(Study text)
Drug Regulation Patent

I-MAK takes on Sovaldi patents around the world

Screen Shot 2015-06-09 at 2.39.26 amThe Initiative for Medicines, Access & Knowledge (I-MAK), along with various other local organizations, has launched challenges on Gilead’s patent applications for it’s Hepatitis C drug, Sovaldi (sofosbuvir) in 5 countries – Argentina, Brazil, China, Russia and Ukraine. These 5 countries together account for about 30%-40% of the Hepatitis C patients in the world (about 40 – 60 million out of an estimated 150 million to 185 million patients across the world). However, for reasons best known to Gilead, these 5 countries are amongst the 50 odd middle-income countries that were excluded from the list of 91 countries that Gilead has allowed its 11 Indian generic company licensees to make sales to.

Gilead, as readers may remember, had a key patent application for Sovaldi rejected by the Indian Patent Office earlier this year for failing to clear Section 3(d). There too, I-MAK, as well as Natco, had submitted pre-grant oppositions. (Following a writ due to procedural infirmities, Gilead’s patent application has been remanded back to the patent office for a fresh hearing. However, there’s no reason to think that the patent office’s decision on merits will change). As per FirstWord Pharma, “The advocacy group stated that despite its efficacy, the active ingredient in Sovaldi was developed using existing knowledge and a previously existing compound. I-MAK co-founder Priti Radhakrishnan remarked “by freeing [Sovaldi] from unjustified patents, we can fight this deadly disease and get more people the medicine they need to live healthy, productive lives.” “.
(End Study text)
(Study material)
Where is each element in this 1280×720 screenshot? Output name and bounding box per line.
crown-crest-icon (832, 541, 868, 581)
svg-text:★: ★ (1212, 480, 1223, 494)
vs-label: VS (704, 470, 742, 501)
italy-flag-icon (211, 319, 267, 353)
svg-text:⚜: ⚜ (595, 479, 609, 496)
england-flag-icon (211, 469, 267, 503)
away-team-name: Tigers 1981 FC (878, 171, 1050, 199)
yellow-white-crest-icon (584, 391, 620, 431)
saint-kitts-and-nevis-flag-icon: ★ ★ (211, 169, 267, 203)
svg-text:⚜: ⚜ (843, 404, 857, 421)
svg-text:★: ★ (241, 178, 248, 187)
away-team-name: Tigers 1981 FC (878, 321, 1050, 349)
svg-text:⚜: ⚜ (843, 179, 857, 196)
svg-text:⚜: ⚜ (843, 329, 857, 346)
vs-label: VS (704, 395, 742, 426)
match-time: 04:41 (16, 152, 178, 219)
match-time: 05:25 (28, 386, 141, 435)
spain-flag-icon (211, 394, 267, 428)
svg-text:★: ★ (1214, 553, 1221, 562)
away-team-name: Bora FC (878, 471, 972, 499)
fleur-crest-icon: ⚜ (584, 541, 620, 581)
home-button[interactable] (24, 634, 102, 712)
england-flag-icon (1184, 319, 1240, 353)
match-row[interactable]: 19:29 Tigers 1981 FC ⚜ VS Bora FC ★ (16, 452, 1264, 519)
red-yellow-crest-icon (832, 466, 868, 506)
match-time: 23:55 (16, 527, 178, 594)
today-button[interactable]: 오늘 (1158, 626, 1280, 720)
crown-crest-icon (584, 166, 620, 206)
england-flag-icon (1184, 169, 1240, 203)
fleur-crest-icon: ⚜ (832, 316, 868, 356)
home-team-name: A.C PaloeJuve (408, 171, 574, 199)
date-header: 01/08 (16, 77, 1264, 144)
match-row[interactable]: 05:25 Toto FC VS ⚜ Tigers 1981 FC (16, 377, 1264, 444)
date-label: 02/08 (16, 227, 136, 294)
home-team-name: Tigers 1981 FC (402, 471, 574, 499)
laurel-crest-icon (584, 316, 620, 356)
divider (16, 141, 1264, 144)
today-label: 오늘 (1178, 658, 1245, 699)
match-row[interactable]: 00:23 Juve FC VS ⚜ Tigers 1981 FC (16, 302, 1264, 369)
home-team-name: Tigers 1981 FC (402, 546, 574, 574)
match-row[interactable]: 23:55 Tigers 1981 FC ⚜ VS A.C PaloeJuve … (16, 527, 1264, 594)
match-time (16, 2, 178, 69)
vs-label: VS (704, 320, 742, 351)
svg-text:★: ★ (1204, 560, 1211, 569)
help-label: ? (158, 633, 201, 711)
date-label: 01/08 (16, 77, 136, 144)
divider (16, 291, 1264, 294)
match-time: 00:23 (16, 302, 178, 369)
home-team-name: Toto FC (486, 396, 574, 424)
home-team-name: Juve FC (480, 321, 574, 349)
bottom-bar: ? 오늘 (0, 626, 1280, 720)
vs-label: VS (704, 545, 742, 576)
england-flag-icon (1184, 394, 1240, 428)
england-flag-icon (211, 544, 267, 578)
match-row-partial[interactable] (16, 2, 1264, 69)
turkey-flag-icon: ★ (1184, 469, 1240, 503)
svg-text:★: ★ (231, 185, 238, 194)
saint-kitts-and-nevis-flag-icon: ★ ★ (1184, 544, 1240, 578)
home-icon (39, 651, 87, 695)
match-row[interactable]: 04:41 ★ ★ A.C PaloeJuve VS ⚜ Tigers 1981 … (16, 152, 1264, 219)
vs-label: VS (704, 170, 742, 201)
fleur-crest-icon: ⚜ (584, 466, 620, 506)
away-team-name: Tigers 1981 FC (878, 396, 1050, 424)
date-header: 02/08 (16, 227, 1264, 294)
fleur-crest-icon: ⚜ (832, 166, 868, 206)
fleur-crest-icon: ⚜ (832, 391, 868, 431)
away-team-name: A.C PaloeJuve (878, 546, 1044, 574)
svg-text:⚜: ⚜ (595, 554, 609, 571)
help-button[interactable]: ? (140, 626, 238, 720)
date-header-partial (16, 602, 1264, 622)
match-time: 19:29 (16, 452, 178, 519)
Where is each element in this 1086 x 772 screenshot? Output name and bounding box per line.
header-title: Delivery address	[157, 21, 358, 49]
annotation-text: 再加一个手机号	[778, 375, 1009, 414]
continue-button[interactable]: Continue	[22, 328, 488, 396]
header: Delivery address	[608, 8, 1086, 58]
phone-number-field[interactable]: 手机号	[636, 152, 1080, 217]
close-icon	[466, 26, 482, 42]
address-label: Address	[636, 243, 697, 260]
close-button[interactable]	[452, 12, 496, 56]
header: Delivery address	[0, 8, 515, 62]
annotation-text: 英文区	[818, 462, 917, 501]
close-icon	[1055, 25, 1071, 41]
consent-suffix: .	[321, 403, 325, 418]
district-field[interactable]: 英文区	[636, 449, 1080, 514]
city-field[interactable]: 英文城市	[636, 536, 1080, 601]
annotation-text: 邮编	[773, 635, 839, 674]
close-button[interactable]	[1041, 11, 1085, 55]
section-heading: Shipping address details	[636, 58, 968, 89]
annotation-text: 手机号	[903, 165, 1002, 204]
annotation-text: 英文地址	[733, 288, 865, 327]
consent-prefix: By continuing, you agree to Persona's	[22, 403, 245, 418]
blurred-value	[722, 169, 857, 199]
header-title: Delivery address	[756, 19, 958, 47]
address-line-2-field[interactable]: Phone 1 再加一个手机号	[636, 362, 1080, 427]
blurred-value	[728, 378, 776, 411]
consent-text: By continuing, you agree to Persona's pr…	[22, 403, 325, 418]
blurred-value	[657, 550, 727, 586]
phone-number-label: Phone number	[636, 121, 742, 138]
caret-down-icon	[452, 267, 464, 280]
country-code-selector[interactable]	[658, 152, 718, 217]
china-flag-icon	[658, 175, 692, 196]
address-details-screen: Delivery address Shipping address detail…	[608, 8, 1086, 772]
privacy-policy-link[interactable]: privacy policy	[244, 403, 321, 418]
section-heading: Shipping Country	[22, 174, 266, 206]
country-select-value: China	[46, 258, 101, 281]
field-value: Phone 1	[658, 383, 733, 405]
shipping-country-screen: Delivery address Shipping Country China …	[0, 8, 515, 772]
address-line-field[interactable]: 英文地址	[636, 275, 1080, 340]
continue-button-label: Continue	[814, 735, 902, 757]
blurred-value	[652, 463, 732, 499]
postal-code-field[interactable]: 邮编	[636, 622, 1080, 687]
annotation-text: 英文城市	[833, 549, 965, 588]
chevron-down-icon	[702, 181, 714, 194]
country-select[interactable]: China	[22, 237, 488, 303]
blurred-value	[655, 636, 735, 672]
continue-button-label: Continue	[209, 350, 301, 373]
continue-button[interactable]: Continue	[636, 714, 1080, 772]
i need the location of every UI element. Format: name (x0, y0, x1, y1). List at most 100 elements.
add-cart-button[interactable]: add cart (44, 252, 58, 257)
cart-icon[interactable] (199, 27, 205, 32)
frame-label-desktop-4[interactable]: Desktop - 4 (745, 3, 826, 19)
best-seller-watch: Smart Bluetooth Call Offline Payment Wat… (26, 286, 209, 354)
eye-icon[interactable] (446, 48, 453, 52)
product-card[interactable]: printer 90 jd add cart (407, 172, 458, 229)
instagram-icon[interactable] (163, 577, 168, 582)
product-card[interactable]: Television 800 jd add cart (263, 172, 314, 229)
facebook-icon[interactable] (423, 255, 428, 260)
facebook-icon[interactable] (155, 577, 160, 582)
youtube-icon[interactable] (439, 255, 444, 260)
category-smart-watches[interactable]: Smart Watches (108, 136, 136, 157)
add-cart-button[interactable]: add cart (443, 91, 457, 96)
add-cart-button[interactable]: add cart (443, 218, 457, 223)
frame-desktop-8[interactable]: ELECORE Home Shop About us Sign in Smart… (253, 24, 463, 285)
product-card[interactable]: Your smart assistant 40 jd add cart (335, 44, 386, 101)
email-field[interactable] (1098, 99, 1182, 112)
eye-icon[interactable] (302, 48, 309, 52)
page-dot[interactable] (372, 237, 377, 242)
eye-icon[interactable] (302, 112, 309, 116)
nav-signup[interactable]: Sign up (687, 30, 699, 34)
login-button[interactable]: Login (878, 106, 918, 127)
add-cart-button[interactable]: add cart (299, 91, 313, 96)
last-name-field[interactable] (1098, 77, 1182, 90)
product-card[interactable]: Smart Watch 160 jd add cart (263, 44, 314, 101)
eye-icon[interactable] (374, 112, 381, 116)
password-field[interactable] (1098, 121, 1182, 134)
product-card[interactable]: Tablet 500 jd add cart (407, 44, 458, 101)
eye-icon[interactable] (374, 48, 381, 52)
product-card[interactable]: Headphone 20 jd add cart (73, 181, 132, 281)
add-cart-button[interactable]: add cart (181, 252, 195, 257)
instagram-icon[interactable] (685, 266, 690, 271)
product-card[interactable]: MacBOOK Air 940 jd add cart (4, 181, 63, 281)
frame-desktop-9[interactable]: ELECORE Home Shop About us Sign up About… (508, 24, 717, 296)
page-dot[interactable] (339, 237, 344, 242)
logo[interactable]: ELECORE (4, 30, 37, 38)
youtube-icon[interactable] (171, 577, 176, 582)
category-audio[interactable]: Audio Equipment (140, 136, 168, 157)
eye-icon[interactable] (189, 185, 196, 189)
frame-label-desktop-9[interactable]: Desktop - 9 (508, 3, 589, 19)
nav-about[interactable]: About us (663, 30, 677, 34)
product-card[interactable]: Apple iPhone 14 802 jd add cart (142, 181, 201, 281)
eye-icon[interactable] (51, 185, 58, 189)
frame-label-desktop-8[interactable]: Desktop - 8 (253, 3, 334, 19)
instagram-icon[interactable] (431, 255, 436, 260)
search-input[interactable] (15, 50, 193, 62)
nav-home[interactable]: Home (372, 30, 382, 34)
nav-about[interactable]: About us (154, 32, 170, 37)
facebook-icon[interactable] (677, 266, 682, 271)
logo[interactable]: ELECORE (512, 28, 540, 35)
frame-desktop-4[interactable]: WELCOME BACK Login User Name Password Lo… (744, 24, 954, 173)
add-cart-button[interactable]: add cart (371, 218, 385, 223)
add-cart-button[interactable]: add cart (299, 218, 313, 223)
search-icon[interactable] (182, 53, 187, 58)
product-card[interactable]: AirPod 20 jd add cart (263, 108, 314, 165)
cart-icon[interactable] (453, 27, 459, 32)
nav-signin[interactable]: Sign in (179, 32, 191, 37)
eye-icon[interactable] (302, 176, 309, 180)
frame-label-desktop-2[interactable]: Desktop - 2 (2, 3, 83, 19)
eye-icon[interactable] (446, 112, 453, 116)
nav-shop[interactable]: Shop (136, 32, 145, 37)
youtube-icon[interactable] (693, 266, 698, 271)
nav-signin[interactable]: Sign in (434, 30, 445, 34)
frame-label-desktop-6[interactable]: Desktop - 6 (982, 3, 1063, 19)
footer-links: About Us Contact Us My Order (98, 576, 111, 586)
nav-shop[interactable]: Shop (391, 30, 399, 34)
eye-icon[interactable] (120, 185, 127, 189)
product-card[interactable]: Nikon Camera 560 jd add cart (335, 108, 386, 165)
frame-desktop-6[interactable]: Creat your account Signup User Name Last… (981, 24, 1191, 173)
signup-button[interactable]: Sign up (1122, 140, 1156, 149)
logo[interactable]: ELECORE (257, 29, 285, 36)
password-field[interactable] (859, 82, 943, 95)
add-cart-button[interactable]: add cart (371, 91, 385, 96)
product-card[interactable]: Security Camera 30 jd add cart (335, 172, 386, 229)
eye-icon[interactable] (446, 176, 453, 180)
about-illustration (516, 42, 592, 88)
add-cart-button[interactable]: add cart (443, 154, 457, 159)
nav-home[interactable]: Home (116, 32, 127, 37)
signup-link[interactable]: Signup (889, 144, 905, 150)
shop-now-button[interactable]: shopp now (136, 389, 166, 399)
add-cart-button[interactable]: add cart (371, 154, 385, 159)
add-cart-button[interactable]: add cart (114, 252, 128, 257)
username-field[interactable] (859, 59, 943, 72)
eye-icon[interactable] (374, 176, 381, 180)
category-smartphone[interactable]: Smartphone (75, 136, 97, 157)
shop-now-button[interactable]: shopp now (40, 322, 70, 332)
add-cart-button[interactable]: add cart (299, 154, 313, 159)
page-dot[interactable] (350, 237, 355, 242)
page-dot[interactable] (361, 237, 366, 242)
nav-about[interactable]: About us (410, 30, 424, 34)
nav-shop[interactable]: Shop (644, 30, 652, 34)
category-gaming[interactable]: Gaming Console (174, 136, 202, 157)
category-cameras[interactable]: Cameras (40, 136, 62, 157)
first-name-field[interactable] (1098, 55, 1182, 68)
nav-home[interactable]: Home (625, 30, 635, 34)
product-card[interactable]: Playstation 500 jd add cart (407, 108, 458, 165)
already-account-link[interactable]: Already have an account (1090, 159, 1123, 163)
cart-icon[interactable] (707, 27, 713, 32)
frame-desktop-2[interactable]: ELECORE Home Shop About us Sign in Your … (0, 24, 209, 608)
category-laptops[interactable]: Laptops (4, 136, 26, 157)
(End Study material)
__Task objective__: Decide whether each statement agrees with the article on Sovaldi patents, answering yes or no and quoting the words of the article that settle it: 1. I-MAK's challenges cover Gilead's Sovaldi patent applications in five countries. 2. The five countries are among those Gilead's Indian generic licensees may sell to. 3. Natco filed a pre-grant opposition in India. The data has no connection to the text.

__Solution for this problem__:
1. Yes: "in 5 countries – Argentina, Brazil, China, Russia and Ukraine"
2. No: "were excluded from the list of 91 countries that Gilead has allowed its 11 Indian generic company licensees to make sales to"
3. Yes: "There too, I-MAK, as well as Natco, had submitted pre-grant oppositions."